Saved entries
▶
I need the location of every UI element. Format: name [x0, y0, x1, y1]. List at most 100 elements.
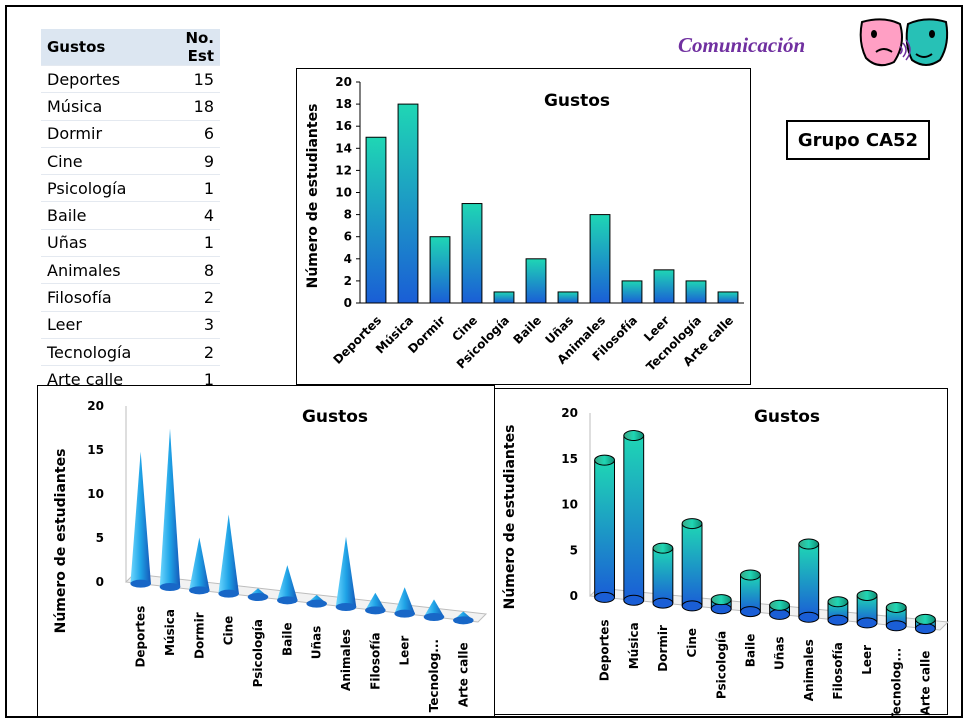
x-tick-label: Leer	[398, 636, 412, 666]
slide-frame	[5, 5, 963, 718]
cylinder-bar	[682, 523, 702, 606]
cylinder-base	[769, 608, 791, 620]
cone-bar	[365, 592, 386, 611]
table-cell-gusto: Tecnología	[41, 338, 148, 367]
cylinder-top	[623, 430, 645, 442]
y-tick-label: 5	[570, 543, 578, 557]
y-tick-label: 15	[87, 443, 104, 457]
table-cell-count: 1	[148, 229, 220, 258]
cylinder-base	[827, 614, 849, 626]
cylinder-top	[710, 594, 732, 606]
y-tick-label: 0	[344, 296, 352, 310]
cylinder-bar	[857, 595, 877, 623]
bar	[365, 136, 387, 304]
x-tick-label: Uñas	[310, 626, 324, 660]
cylinder-bar	[623, 435, 644, 601]
x-tick-label: Baile	[280, 622, 294, 656]
x-tick-label: Filosofía	[831, 642, 845, 700]
x-tick-label: Arte calle	[456, 642, 470, 707]
bar	[685, 280, 707, 304]
x-tick-label: Cine	[685, 628, 699, 658]
cylinder-top	[798, 538, 820, 550]
table-cell-gusto: Música	[41, 92, 148, 121]
y-tick-label: 20	[87, 399, 104, 413]
x-tick-label: Filosofía	[368, 632, 382, 690]
table-cell-gusto: Leer	[41, 311, 148, 339]
cylinder-bar	[798, 544, 819, 618]
cylinder-top	[594, 454, 616, 466]
table-cell-gusto: Dormir	[41, 120, 148, 148]
table-row: Música 18	[41, 92, 220, 121]
cylinder-top	[827, 596, 849, 608]
table-cell-gusto: Uñas	[41, 229, 148, 258]
y-axis-label: Número de estudiantes	[53, 449, 69, 634]
cylinder-top	[740, 569, 761, 581]
table-cell-count: 3	[148, 311, 220, 339]
group-label: Grupo CA52	[786, 120, 930, 160]
bar-chart: Gustos Número de estudiantes 0 2 4 6 8 10 12 14 16…	[296, 68, 751, 385]
table-cell-gusto: Psicología	[41, 174, 148, 203]
cone-base	[130, 579, 151, 588]
cone-bar	[423, 599, 445, 617]
cone-base	[277, 596, 298, 605]
chart-title: Gustos	[544, 91, 610, 111]
cylinder-bar	[653, 548, 673, 604]
cone-bar	[159, 428, 181, 587]
bar	[557, 291, 579, 304]
y-axis-label: Número de estudiantes	[502, 425, 518, 610]
table-row: Psicología 1	[41, 174, 220, 203]
x-tick-label: Música	[163, 609, 177, 656]
table-row: Dormir 6	[41, 120, 220, 148]
cylinder-chart: Gustos Número de estudiantes 0 5 10 15 20 Depor…	[494, 388, 949, 716]
cone-base	[365, 606, 386, 615]
cylinder-base	[623, 594, 645, 606]
cylinder-base	[681, 600, 703, 612]
x-tick-label: Tecnolog...	[889, 648, 903, 716]
y-tick-label: 14	[335, 141, 352, 155]
x-tick-label: Dormir	[192, 612, 206, 659]
table-cell-count: 15	[148, 65, 220, 94]
table-cell-count: 1	[148, 174, 220, 203]
table-row: Leer 3	[41, 311, 220, 339]
bar	[589, 214, 611, 304]
cone-base	[159, 583, 181, 591]
y-axis-label: Número de estudiantes	[305, 104, 321, 289]
x-tick-label: Dormir	[656, 625, 670, 672]
bar	[621, 280, 643, 304]
cone-bar	[218, 514, 239, 594]
bar	[653, 269, 675, 304]
y-tick-label: 20	[561, 406, 578, 420]
x-tick-label: Baile	[510, 313, 544, 347]
cone-base	[189, 586, 210, 595]
cone-base	[394, 609, 415, 618]
x-tick-label: Psicología	[251, 619, 265, 687]
y-tick-label: 16	[335, 119, 352, 133]
header-gustos: Gustos	[41, 29, 148, 66]
data-table: Gustos No. Est Deportes 15 Música 18 Dormir 6…	[41, 29, 220, 394]
x-tick-label: Deportes	[330, 313, 384, 367]
bar	[397, 103, 419, 304]
y-tick-label: 12	[335, 163, 352, 177]
y-tick-label: 10	[87, 487, 104, 501]
y-tick-label: 0	[570, 589, 578, 603]
x-tick-label: Tecnolog...	[427, 639, 441, 712]
y-tick-label: 0	[96, 575, 104, 589]
x-tick-label: Cine	[222, 616, 236, 646]
cone-base	[423, 613, 445, 621]
x-tick-label: Uñas	[773, 636, 787, 670]
cone-bar	[335, 536, 357, 607]
table-cell-count: 9	[148, 147, 220, 176]
x-tick-label: Arte calle	[918, 651, 932, 716]
table-row: Animales 8	[41, 256, 220, 285]
x-tick-label: Leer	[860, 645, 874, 675]
bar	[717, 291, 739, 304]
cone-base	[247, 593, 269, 601]
cone-bar	[394, 587, 415, 614]
cylinder-base	[915, 623, 936, 635]
chart-title: Gustos	[302, 407, 368, 427]
table-row: Tecnología 2	[41, 338, 220, 367]
table-cell-count: 8	[148, 256, 220, 285]
y-tick-label: 10	[561, 498, 578, 512]
cone-bar	[130, 451, 151, 584]
table-header-row: Gustos No. Est	[41, 29, 220, 66]
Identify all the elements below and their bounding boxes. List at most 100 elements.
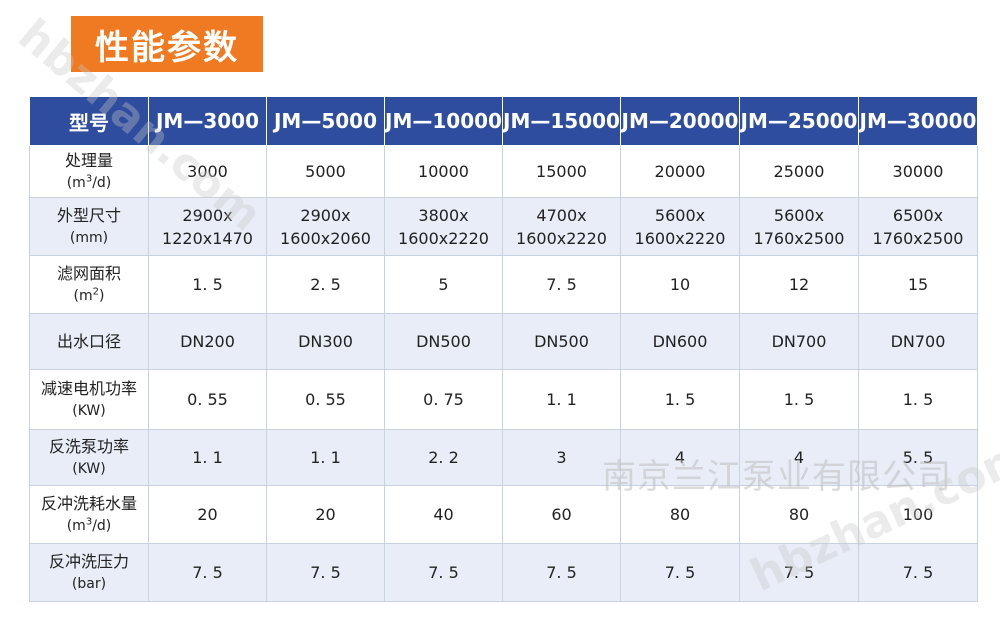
table-cell: 1. 1	[502, 369, 621, 430]
table-cell: 2. 5	[266, 255, 385, 314]
row-unit-text: (KW)	[72, 460, 106, 477]
table-cell: 1. 5	[148, 255, 267, 314]
table-cell: 1. 5	[739, 369, 859, 430]
row-label: 反冲洗压力 (bar)	[29, 543, 149, 602]
table-cell: 5600x 1600x2220	[620, 197, 740, 256]
table-cell: 15	[858, 255, 978, 314]
table-cell: 5. 5	[858, 429, 978, 486]
cell-line: 4700x	[536, 205, 587, 225]
table-cell: 10000	[384, 145, 503, 198]
header-model: JM—30000	[858, 96, 978, 146]
table-cell: 80	[739, 485, 859, 544]
table-cell: 60	[502, 485, 621, 544]
header-model: JM—15000	[502, 96, 621, 146]
table-cell: 7. 5	[266, 543, 385, 602]
row-unit-text: (bar)	[71, 575, 107, 592]
table-cell: 1. 1	[266, 429, 385, 486]
row-label: 处理量 (m3/d)	[29, 145, 149, 198]
table-cell: 7. 5	[148, 543, 267, 602]
spec-table: 型号 JM—3000 JM—5000 JM—10000 JM—15000 JM—2000…	[29, 96, 978, 602]
row-unit: (mm)	[31, 227, 148, 250]
table-cell: 2900x 1600x2060	[266, 197, 385, 256]
table-row: 外型尺寸 (mm) 2900x 1220x1470 2900x 1600x2060 3800…	[29, 197, 978, 256]
table-cell: 3	[502, 429, 621, 486]
table-cell: 1. 5	[620, 369, 740, 430]
header-model: JM—10000	[384, 96, 503, 146]
header-model: JM—25000	[739, 96, 859, 146]
table-row: 处理量 (m3/d) 3000 5000 10000 15000 20000 25000 300…	[29, 145, 978, 198]
row-label: 滤网面积 (m2)	[29, 255, 149, 314]
table-cell: 7. 5	[502, 255, 621, 314]
table-cell: DN200	[148, 313, 267, 370]
row-label-text: 滤网面积	[56, 263, 121, 283]
table-cell: 0. 55	[148, 369, 267, 430]
table-row: 反洗泵功率 (KW) 1. 1 1. 1 2. 2 3 4 4 5. 5	[29, 429, 978, 486]
table-cell: 4	[620, 429, 740, 486]
table-cell: 0. 75	[384, 369, 503, 430]
table-cell: 30000	[858, 145, 978, 198]
table-cell: 2900x 1220x1470	[148, 197, 267, 256]
row-label: 反冲洗耗水量 (m3/d)	[29, 485, 149, 544]
table-cell: 1. 5	[858, 369, 978, 430]
table-cell: 0. 55	[266, 369, 385, 430]
row-unit: (bar)	[31, 573, 148, 596]
table-cell: 4	[739, 429, 859, 486]
table-cell: 7. 5	[858, 543, 978, 602]
table-header-row: 型号 JM—3000 JM—5000 JM—10000 JM—15000 JM—2000…	[29, 96, 978, 146]
row-label-text: 反冲洗压力	[48, 551, 129, 571]
table-cell: 5	[384, 255, 503, 314]
table-cell: 4700x 1600x2220	[502, 197, 621, 256]
table-cell: 20	[266, 485, 385, 544]
cell-line: 1600x2220	[634, 228, 726, 248]
row-label-text: 反洗泵功率	[48, 436, 129, 456]
table-cell: 7. 5	[384, 543, 503, 602]
row-unit-text: )	[99, 287, 105, 304]
row-unit-text: /d)	[92, 174, 112, 191]
table-row: 出水口径 DN200 DN300 DN500 DN500 DN600 DN700 DN700	[29, 313, 978, 370]
table-cell: DN500	[384, 313, 503, 370]
table-row: 滤网面积 (m2) 1. 5 2. 5 5 7. 5 10 12 15	[29, 255, 978, 314]
table-cell: 7. 5	[739, 543, 859, 602]
table-row: 反冲洗压力 (bar) 7. 5 7. 5 7. 5 7. 5 7. 5 7. 5 7. 5	[29, 543, 978, 602]
row-unit-exponent: 3	[85, 172, 93, 184]
table-cell: 3000	[148, 145, 267, 198]
row-label-text: 外型尺寸	[56, 205, 121, 225]
cell-line: 1760x2500	[872, 228, 964, 248]
table-cell: 80	[620, 485, 740, 544]
table-cell: DN600	[620, 313, 740, 370]
table-cell: DN300	[266, 313, 385, 370]
row-unit-text: (mm)	[69, 229, 109, 246]
table-cell: 10	[620, 255, 740, 314]
row-label: 外型尺寸 (mm)	[29, 197, 149, 256]
cell-line: 1760x2500	[753, 228, 845, 248]
cell-line: 3800x	[418, 205, 469, 225]
table-body: 处理量 (m3/d) 3000 5000 10000 15000 20000 25000 300…	[29, 145, 978, 602]
row-label-text: 减速电机功率	[40, 378, 137, 398]
row-label: 出水口径	[29, 313, 149, 370]
table-cell: 7. 5	[620, 543, 740, 602]
row-unit: (KW)	[31, 400, 148, 423]
table-cell: DN500	[502, 313, 621, 370]
cell-line: 2900x	[182, 205, 233, 225]
row-unit: (m3/d)	[31, 515, 148, 538]
row-label: 减速电机功率 (KW)	[29, 369, 149, 430]
table-cell: DN700	[858, 313, 978, 370]
row-unit-text: (KW)	[72, 402, 106, 419]
table-cell: 100	[858, 485, 978, 544]
table-cell: DN700	[739, 313, 859, 370]
row-unit: (KW)	[31, 458, 148, 481]
row-unit-exponent: 3	[85, 515, 93, 527]
table-row: 减速电机功率 (KW) 0. 55 0. 55 0. 75 1. 1 1. 5 1. 5 1. …	[29, 369, 978, 430]
table-cell: 40	[384, 485, 503, 544]
cell-line: 5600x	[773, 205, 825, 225]
table-cell: 15000	[502, 145, 621, 198]
table-cell: 5600x 1760x2500	[739, 197, 859, 256]
row-unit-text: (m	[66, 517, 86, 534]
row-unit: (m3/d)	[31, 172, 148, 195]
table-row: 反冲洗耗水量 (m3/d) 20 20 40 60 80 80 100	[29, 485, 978, 544]
row-unit-text: (m	[66, 174, 86, 191]
table-cell: 5000	[266, 145, 385, 198]
table-cell: 20000	[620, 145, 740, 198]
row-label-text: 出水口径	[56, 332, 121, 351]
header-model-label: 型号	[29, 96, 149, 146]
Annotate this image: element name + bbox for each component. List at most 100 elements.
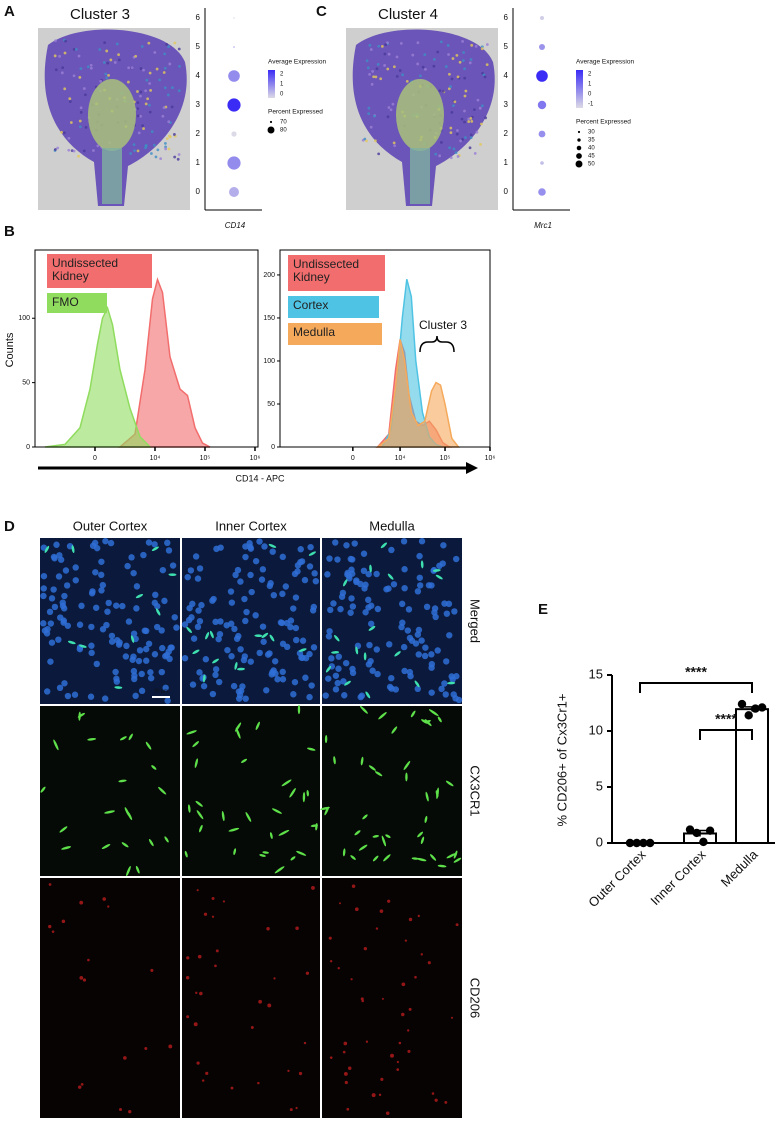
◀
▶ [What needs to be done] Swap every "header-model" for "model-header" in the listing lines between the line holding "369, 621, 430]" and the line holding "575, 107, 592]", inclusive. Give back only those lines, with nothing else changed.

▶ [Exercise solution]
table-cell: 1. 1	[502, 369, 621, 430]
table-cell: 2. 5	[266, 255, 385, 314]
row-unit-text: (KW)	[72, 460, 106, 477]
table-cell: 1. 5	[148, 255, 267, 314]
table-cell: 1. 5	[739, 369, 859, 430]
row-label: 反冲洗压力 (bar)	[29, 543, 149, 602]
table-cell: 5600x 1600x2220	[620, 197, 740, 256]
table-cell: 15	[858, 255, 978, 314]
table-cell: 5. 5	[858, 429, 978, 486]
cell-line: 4700x	[536, 205, 587, 225]
table-cell: 10000	[384, 145, 503, 198]
model-header: JM—30000	[858, 96, 978, 146]
table-cell: 80	[739, 485, 859, 544]
table-cell: 60	[502, 485, 621, 544]
model-header: JM—15000	[502, 96, 621, 146]
table-cell: 7. 5	[266, 543, 385, 602]
row-unit-text: (bar)	[71, 575, 107, 592]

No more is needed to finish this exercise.